[Entries supplied]
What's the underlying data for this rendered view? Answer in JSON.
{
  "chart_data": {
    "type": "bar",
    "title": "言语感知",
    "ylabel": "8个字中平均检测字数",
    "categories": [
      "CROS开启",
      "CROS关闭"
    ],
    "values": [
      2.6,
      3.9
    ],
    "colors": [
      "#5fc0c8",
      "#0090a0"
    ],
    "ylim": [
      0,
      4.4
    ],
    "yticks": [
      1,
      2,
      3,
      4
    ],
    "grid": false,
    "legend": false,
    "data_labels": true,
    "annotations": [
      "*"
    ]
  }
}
...
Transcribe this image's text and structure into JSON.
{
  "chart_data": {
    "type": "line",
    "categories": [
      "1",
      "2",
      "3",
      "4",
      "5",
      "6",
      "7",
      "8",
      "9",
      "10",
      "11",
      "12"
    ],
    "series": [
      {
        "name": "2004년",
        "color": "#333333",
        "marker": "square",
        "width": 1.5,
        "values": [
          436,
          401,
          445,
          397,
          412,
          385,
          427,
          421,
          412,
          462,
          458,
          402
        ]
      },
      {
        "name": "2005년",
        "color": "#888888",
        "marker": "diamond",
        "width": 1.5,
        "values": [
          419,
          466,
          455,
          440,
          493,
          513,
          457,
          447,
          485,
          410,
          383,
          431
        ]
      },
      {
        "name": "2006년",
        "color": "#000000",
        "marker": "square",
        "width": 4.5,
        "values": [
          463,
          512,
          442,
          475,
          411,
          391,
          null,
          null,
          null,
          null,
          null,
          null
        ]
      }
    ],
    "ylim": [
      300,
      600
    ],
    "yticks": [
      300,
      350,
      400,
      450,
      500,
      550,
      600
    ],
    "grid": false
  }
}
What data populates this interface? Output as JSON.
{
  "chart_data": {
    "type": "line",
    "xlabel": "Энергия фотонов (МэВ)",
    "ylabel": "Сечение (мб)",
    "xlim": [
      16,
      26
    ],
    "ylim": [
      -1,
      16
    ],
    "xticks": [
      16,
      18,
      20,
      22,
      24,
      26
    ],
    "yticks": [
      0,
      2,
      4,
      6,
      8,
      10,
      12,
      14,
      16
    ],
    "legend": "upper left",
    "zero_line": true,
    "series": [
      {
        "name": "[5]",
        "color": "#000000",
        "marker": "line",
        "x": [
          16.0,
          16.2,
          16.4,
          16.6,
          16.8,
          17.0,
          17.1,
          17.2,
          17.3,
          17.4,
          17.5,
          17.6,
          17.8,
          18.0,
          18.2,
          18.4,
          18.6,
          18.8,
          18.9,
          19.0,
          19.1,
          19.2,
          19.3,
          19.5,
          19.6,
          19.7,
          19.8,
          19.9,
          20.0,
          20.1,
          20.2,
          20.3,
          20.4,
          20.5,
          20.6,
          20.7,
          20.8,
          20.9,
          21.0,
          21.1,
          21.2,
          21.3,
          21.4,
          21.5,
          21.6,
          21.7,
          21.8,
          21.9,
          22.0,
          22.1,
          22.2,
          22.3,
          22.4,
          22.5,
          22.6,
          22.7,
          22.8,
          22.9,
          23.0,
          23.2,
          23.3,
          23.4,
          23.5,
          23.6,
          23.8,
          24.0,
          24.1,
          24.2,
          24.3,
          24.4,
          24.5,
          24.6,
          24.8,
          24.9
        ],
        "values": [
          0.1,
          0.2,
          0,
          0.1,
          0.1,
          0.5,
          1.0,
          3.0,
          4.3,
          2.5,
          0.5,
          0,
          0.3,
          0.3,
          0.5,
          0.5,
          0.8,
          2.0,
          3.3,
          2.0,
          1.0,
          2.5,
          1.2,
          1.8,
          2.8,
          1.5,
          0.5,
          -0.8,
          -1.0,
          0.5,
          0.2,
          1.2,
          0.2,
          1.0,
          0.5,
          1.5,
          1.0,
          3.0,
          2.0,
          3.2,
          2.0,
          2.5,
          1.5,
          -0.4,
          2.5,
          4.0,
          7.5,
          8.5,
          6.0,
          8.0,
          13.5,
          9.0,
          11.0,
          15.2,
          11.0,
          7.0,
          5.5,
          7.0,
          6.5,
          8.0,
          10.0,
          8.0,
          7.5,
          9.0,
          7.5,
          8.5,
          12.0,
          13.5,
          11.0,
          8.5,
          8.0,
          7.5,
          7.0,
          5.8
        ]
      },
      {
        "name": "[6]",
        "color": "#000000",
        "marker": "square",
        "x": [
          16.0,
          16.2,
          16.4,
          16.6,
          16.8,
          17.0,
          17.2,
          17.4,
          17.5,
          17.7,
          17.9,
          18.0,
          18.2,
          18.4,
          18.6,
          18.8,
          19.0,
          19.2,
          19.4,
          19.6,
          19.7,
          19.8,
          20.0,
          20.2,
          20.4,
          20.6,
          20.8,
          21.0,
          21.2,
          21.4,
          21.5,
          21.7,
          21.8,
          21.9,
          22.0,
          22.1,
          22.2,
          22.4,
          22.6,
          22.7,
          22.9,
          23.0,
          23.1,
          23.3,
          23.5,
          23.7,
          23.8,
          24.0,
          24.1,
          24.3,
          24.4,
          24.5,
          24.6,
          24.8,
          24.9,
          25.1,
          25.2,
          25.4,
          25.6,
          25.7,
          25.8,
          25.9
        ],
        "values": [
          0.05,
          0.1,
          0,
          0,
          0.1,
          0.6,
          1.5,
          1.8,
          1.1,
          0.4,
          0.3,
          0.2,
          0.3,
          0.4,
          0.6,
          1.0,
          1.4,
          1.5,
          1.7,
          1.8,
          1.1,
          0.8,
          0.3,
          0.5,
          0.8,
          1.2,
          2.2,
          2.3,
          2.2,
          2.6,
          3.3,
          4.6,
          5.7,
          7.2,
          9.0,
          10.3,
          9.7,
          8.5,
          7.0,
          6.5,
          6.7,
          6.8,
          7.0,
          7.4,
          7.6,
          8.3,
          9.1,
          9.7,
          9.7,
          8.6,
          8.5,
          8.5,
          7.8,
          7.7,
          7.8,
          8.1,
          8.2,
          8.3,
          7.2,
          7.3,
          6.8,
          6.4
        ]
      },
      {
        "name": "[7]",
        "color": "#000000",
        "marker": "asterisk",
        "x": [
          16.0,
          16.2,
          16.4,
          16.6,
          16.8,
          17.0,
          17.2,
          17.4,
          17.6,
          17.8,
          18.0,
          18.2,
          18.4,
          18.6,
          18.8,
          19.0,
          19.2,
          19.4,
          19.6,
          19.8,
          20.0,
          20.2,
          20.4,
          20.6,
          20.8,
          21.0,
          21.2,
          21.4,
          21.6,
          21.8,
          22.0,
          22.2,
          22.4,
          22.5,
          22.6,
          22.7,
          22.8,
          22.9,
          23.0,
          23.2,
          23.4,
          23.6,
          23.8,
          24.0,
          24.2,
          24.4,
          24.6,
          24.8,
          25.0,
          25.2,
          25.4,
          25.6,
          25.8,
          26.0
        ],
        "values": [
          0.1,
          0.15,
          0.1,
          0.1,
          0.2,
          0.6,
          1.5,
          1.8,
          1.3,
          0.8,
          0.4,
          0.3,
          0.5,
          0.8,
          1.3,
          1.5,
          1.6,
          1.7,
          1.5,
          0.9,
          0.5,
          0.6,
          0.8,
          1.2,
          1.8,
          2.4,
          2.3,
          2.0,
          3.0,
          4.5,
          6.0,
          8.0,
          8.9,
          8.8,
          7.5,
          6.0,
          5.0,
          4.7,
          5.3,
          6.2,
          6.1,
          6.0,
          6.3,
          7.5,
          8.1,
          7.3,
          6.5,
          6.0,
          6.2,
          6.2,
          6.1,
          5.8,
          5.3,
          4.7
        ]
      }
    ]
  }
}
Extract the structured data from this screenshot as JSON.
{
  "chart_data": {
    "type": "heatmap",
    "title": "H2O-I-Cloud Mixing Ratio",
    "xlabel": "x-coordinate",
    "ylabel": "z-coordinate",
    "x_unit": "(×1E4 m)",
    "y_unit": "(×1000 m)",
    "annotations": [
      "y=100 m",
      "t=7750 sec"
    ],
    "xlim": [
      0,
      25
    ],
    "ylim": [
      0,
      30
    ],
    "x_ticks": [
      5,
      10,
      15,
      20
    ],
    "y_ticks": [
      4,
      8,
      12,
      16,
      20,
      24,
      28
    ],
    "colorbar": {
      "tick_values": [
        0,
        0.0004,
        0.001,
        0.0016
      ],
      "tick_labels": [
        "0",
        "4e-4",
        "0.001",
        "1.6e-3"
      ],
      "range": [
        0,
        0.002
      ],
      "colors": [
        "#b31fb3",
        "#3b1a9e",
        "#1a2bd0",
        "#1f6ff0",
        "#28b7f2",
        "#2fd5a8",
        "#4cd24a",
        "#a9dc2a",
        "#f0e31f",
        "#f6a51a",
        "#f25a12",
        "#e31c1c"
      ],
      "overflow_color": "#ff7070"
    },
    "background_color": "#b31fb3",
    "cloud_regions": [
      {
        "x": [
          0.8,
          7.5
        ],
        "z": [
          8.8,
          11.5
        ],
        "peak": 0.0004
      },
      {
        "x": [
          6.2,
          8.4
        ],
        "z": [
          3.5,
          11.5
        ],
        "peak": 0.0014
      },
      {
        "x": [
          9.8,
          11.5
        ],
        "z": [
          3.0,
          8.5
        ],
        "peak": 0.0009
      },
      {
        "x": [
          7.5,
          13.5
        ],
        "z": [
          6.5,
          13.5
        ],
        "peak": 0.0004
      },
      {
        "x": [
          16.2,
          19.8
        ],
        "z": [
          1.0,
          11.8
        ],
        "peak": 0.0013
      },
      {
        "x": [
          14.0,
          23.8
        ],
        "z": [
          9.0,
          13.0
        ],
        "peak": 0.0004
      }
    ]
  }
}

[Work to be completed] In the listing, find every line containing the word "coordinate" and list it.

[Output of the task]
    "xlabel": "x-coordinate",
    "ylabel": "z-coordinate",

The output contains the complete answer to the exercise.